- JOB -
Write out every entry exactly as it appears.

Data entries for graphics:
######

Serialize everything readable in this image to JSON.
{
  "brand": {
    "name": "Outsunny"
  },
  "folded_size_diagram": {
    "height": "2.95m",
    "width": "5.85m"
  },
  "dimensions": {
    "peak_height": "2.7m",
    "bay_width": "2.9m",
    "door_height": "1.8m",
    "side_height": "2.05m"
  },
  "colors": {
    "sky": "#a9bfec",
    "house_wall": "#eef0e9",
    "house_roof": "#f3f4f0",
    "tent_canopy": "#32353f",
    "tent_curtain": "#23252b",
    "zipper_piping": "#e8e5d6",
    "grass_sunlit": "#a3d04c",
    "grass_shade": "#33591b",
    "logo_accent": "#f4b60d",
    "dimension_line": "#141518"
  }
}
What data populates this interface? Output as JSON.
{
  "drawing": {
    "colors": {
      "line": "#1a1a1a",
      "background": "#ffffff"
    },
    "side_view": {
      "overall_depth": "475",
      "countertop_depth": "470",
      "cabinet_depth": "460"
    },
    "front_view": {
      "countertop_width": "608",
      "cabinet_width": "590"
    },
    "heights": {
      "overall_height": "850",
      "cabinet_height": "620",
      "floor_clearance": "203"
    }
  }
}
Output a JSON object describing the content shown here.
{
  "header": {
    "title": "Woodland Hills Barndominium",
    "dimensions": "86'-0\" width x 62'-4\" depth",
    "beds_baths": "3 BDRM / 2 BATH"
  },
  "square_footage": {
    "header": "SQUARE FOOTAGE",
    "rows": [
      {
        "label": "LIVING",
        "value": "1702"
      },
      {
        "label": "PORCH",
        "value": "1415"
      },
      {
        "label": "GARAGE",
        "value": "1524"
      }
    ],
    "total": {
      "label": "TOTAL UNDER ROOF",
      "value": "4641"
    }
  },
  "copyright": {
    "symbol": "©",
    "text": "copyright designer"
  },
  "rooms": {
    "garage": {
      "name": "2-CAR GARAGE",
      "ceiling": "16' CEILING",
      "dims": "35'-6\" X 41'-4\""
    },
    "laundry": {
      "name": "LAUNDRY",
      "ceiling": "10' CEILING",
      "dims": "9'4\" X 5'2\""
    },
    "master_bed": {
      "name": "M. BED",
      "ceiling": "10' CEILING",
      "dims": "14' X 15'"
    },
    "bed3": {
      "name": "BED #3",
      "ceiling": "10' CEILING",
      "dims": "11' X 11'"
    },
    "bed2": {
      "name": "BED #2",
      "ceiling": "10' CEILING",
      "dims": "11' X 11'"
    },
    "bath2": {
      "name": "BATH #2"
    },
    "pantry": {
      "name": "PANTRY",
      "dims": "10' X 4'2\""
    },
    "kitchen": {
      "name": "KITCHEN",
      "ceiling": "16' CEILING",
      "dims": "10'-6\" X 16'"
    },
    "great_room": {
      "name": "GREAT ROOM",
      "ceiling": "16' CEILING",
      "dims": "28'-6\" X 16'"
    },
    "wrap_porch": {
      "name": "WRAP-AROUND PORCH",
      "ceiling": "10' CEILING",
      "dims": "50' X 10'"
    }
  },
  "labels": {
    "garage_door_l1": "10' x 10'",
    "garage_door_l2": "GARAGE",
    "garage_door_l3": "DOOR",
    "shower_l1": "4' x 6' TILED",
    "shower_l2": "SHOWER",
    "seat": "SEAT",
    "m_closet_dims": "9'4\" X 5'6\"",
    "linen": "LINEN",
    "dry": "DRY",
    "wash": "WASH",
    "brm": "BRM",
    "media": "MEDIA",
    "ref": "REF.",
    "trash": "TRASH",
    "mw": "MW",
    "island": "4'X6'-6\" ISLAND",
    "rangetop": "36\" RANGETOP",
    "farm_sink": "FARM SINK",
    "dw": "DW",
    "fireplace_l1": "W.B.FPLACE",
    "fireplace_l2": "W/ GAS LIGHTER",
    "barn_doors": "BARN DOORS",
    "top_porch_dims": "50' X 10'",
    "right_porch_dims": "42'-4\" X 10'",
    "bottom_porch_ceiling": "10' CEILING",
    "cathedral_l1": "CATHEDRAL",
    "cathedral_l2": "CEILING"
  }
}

######

- SOLUTION TO THE PROBLEM -
Serialize everything readable in this image to JSON.
{
  "brand": {
    "name": "Outsunny"
  },
  "folded_size_diagram": {
    "height": "2.95m",
    "width": "5.85m"
  },
  "dimensions": {
    "peak_height": "2.7m",
    "bay_width": "2.9m",
    "door_height": "1.8m",
    "side_height": "2.05m"
  },
  "colors": {
    "sky": "#a9bfec",
    "house_wall": "#eef0e9",
    "house_roof": "#f3f4f0",
    "tent_canopy": "#32353f",
    "tent_curtain": "#23252b",
    "zipper_piping": "#e8e5d6",
    "grass_sunlit": "#a3d04c",
    "grass_shade": "#33591b",
    "logo_accent": "#f4b60d",
    "dimension_line": "#141518"
  }
}
What data populates this interface? Output as JSON.
{
  "drawing": {
    "colors": {
      "line": "#1a1a1a",
      "background": "#ffffff"
    },
    "side_view": {
      "overall_depth": "475",
      "countertop_depth": "470",
      "cabinet_depth": "460"
    },
    "front_view": {
      "countertop_width": "608",
      "cabinet_width": "590"
    },
    "heights": {
      "overall_height": "850",
      "cabinet_height": "620",
      "floor_clearance": "203"
    }
  }
}
Output a JSON object describing the content shown here.
{
  "header": {
    "title": "Woodland Hills Barndominium",
    "dimensions": "86'-0\" width x 62'-4\" depth",
    "beds_baths": "3 BDRM / 2 BATH"
  },
  "square_footage": {
    "header": "SQUARE FOOTAGE",
    "rows": [
      {
        "label": "LIVING",
        "value": "1702"
      },
      {
        "label": "PORCH",
        "value": "1415"
      },
      {
        "label": "GARAGE",
        "value": "1524"
      }
    ],
    "total": {
      "label": "TOTAL UNDER ROOF",
      "value": "4641"
    }
  },
  "copyright": {
    "symbol": "©",
    "text": "copyright designer"
  },
  "rooms": {
    "garage": {
      "name": "2-CAR GARAGE",
      "ceiling": "16' CEILING",
      "dims": "35'-6\" X 41'-4\""
    },
    "laundry": {
      "name": "LAUNDRY",
      "ceiling": "10' CEILING",
      "dims": "9'4\" X 5'2\""
    },
    "master_bed": {
      "name": "M. BED",
      "ceiling": "10' CEILING",
      "dims": "14' X 15'"
    },
    "bed3": {
      "name": "BED #3",
      "ceiling": "10' CEILING",
      "dims": "11' X 11'"
    },
    "bed2": {
      "name": "BED #2",
      "ceiling": "10' CEILING",
      "dims": "11' X 11'"
    },
    "bath2": {
      "name": "BATH #2"
    },
    "pantry": {
      "name": "PANTRY",
      "dims": "10' X 4'2\""
    },
    "kitchen": {
      "name": "KITCHEN",
      "ceiling": "16' CEILING",
      "dims": "10'-6\" X 16'"
    },
    "great_room": {
      "name": "GREAT ROOM",
      "ceiling": "16' CEILING",
      "dims": "28'-6\" X 16'"
    },
    "wrap_porch": {
      "name": "WRAP-AROUND PORCH",
      "ceiling": "10' CEILING",
      "dims": "50' X 10'"
    }
  },
  "labels": {
    "garage_door_l1": "10' x 10'",
    "garage_door_l2": "GARAGE",
    "garage_door_l3": "DOOR",
    "shower_l1": "4' x 6' TILED",
    "shower_l2": "SHOWER",
    "seat": "SEAT",
    "m_closet_dims": "9'4\" X 5'6\"",
    "linen": "LINEN",
    "dry": "DRY",
    "wash": "WASH",
    "brm": "BRM",
    "media": "MEDIA",
    "ref": "REF.",
    "trash": "TRASH",
    "mw": "MW",
    "island": "4'X6'-6\" ISLAND",
    "rangetop": "36\" RANGETOP",
    "farm_sink": "FARM SINK",
    "dw": "DW",
    "fireplace_l1": "W.B.FPLACE",
    "fireplace_l2": "W/ GAS LIGHTER",
    "barn_doors": "BARN DOORS",
    "top_porch_dims": "50' X 10'",
    "right_porch_dims": "42'-4\" X 10'",
    "bottom_porch_ceiling": "10' CEILING",
    "cathedral_l1": "CATHEDRAL",
    "cathedral_l2": "CEILING"
  }
}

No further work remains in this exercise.